* [WHAT TO WORK ON]
Find every line of the listing below where "title" appears, and copy it.

* [Figure contents as structured data]
START
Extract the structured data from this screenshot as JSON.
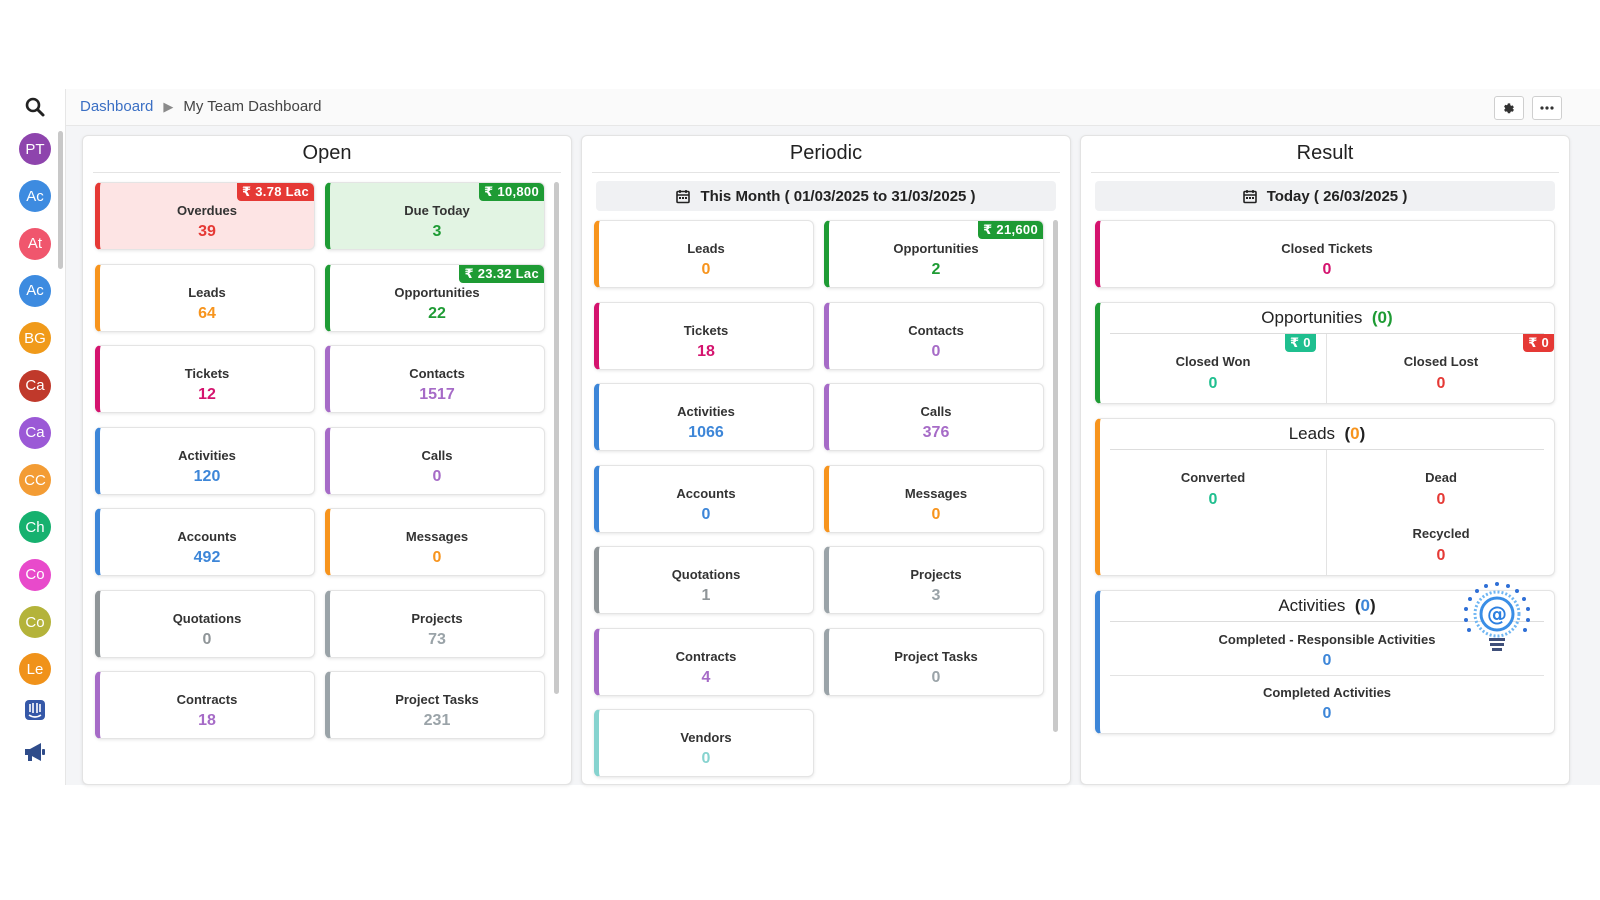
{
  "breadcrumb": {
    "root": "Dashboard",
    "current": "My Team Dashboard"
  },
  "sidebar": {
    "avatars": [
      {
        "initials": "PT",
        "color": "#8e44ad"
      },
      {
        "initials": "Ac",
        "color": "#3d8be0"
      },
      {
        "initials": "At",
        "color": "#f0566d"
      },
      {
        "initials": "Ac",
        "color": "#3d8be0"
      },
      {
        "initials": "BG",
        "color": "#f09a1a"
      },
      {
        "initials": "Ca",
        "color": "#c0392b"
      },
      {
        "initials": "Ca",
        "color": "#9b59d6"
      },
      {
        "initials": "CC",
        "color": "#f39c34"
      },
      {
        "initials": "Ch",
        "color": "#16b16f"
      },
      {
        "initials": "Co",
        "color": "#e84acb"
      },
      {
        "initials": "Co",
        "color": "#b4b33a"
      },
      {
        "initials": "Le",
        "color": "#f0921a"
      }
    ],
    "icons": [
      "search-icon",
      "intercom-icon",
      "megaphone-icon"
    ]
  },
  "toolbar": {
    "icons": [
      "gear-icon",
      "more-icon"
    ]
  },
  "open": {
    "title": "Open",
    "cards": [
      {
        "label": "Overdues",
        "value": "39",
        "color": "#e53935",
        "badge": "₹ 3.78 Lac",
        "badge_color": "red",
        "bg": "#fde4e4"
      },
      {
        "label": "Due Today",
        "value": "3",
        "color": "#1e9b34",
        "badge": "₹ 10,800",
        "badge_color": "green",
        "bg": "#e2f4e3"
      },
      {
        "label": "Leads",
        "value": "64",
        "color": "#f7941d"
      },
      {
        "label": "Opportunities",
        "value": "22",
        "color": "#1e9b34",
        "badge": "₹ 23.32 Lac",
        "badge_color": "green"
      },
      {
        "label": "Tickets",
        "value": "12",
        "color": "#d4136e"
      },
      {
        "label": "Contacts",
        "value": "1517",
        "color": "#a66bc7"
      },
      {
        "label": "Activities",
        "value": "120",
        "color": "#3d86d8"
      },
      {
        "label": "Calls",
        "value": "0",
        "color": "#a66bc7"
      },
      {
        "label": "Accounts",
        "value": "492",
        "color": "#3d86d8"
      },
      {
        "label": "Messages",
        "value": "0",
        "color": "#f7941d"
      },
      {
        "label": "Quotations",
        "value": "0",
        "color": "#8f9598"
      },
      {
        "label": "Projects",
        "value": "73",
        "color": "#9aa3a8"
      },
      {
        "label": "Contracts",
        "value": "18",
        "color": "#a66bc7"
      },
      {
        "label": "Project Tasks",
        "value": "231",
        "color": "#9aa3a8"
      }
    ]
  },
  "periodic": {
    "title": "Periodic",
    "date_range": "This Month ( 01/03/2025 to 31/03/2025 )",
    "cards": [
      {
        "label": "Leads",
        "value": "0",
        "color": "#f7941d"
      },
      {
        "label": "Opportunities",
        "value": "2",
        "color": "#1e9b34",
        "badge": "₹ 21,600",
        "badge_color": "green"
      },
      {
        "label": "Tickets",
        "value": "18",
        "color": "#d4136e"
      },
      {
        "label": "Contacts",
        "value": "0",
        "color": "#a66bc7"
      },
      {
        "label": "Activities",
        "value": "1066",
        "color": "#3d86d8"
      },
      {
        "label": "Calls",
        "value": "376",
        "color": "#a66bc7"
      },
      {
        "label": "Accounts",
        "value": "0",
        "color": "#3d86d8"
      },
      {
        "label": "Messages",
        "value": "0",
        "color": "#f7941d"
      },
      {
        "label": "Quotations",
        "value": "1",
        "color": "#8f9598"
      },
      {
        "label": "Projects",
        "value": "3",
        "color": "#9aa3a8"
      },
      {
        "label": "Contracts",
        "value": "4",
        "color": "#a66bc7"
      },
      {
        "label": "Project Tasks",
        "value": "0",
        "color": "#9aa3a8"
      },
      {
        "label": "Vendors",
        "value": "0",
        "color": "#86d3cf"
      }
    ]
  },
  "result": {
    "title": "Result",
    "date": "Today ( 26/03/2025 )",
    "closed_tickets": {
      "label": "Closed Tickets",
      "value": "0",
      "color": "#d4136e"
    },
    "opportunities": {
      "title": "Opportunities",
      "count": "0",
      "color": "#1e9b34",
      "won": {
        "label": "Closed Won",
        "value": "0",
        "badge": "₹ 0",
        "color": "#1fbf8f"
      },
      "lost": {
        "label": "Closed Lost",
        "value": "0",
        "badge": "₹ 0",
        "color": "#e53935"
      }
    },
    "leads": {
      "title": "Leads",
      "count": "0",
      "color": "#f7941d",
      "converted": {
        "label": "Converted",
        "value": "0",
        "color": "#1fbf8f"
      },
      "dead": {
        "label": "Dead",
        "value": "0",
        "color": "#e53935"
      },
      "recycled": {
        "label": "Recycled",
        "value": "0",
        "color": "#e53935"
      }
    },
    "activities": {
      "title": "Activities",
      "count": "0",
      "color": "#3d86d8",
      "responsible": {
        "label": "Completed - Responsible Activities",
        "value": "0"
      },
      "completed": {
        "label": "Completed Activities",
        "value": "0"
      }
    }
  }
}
END
START
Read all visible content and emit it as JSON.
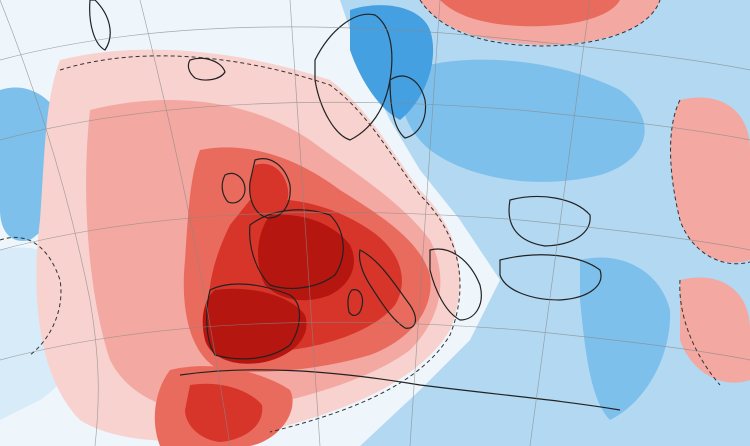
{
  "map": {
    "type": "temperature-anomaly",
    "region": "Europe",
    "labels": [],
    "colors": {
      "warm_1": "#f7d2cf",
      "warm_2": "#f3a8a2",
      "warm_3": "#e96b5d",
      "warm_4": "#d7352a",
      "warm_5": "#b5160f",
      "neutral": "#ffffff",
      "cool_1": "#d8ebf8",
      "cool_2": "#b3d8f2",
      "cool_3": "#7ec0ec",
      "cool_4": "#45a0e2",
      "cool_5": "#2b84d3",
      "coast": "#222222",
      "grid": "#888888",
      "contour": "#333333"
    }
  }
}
END
START
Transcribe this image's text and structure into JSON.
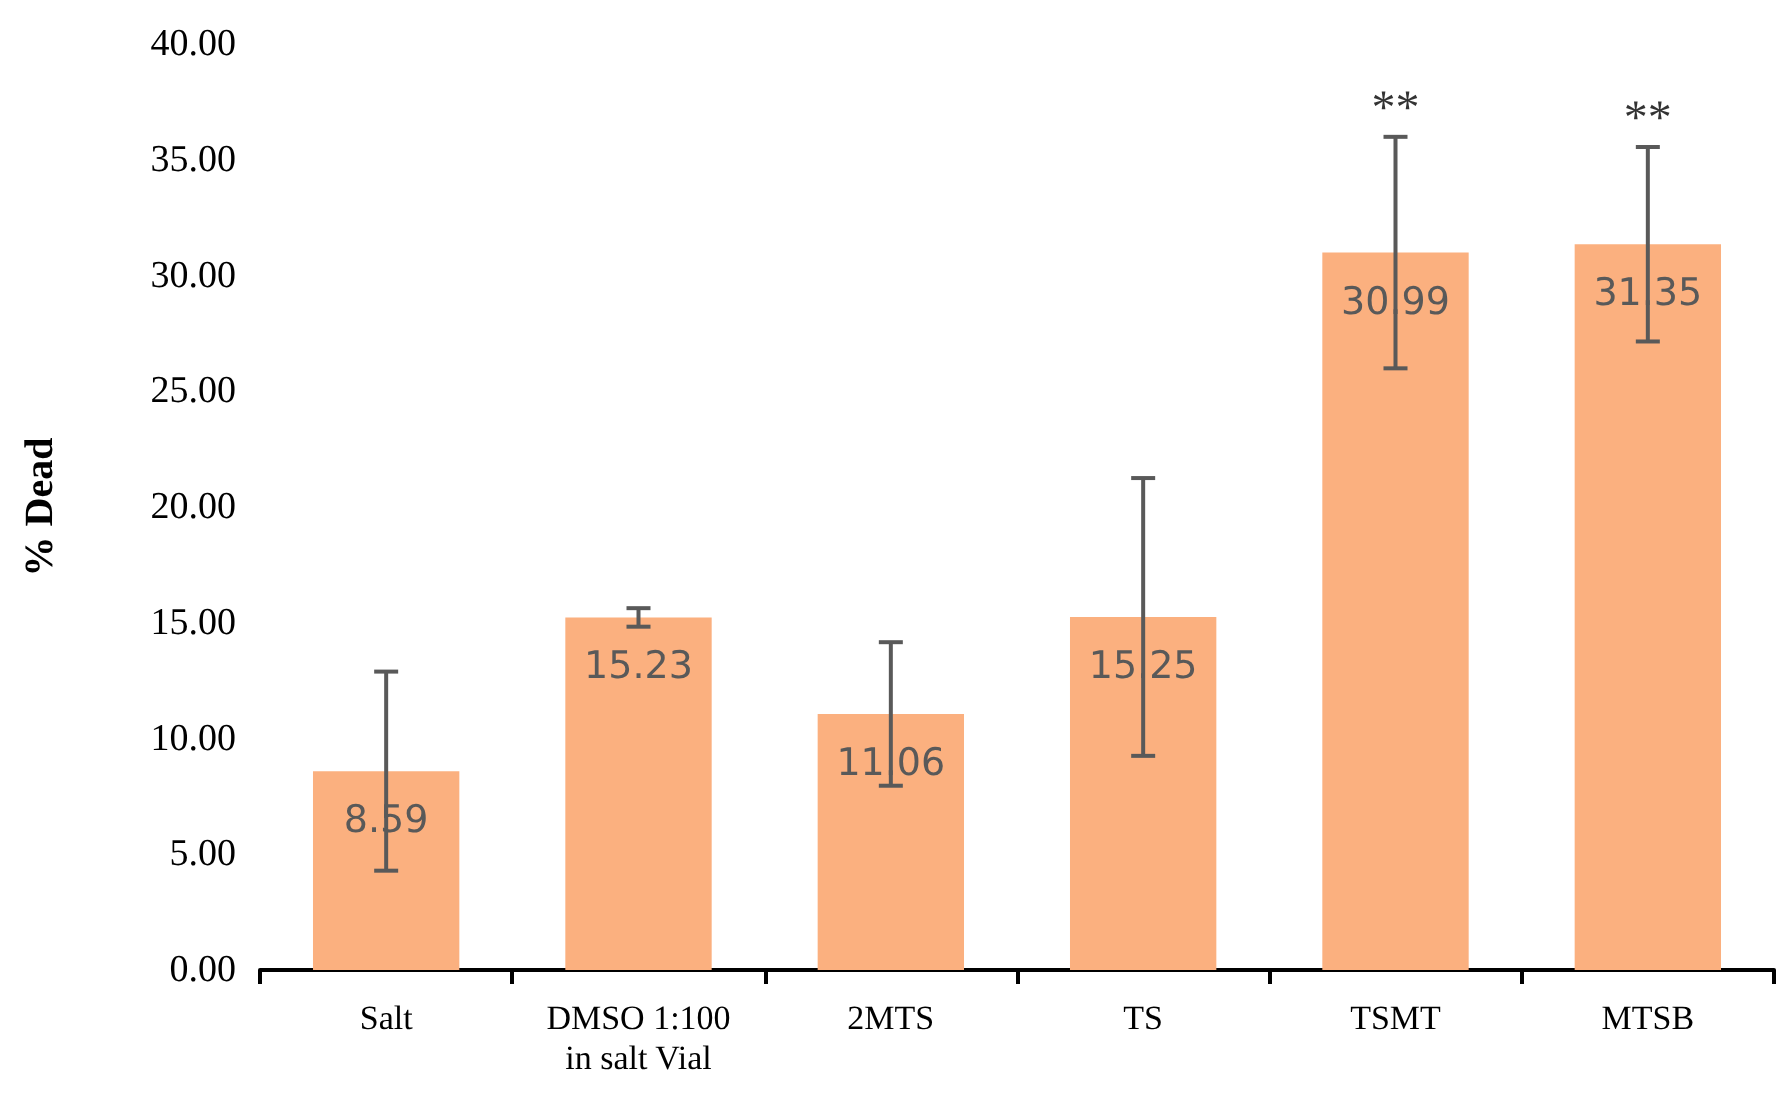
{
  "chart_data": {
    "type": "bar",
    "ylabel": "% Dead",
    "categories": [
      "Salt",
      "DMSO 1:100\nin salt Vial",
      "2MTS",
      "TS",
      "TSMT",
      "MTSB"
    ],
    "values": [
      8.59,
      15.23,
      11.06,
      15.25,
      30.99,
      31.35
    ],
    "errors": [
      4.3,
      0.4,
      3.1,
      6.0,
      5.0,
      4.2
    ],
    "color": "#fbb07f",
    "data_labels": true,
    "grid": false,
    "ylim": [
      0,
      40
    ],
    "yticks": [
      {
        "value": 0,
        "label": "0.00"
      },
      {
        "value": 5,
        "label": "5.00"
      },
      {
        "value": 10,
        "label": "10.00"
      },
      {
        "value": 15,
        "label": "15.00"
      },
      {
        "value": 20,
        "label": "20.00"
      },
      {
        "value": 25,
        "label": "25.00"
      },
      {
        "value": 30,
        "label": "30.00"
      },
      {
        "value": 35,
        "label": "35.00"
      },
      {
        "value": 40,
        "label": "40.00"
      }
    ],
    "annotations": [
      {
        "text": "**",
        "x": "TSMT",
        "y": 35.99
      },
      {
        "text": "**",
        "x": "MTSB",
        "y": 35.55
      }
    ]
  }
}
END
* [REPLY TO THE EXERCISE]
    "title": "Open",
    "title": "Periodic",
    "title": "Result",
      "title": "Opportunities",
      "title": "Leads",
      "title": "Activities",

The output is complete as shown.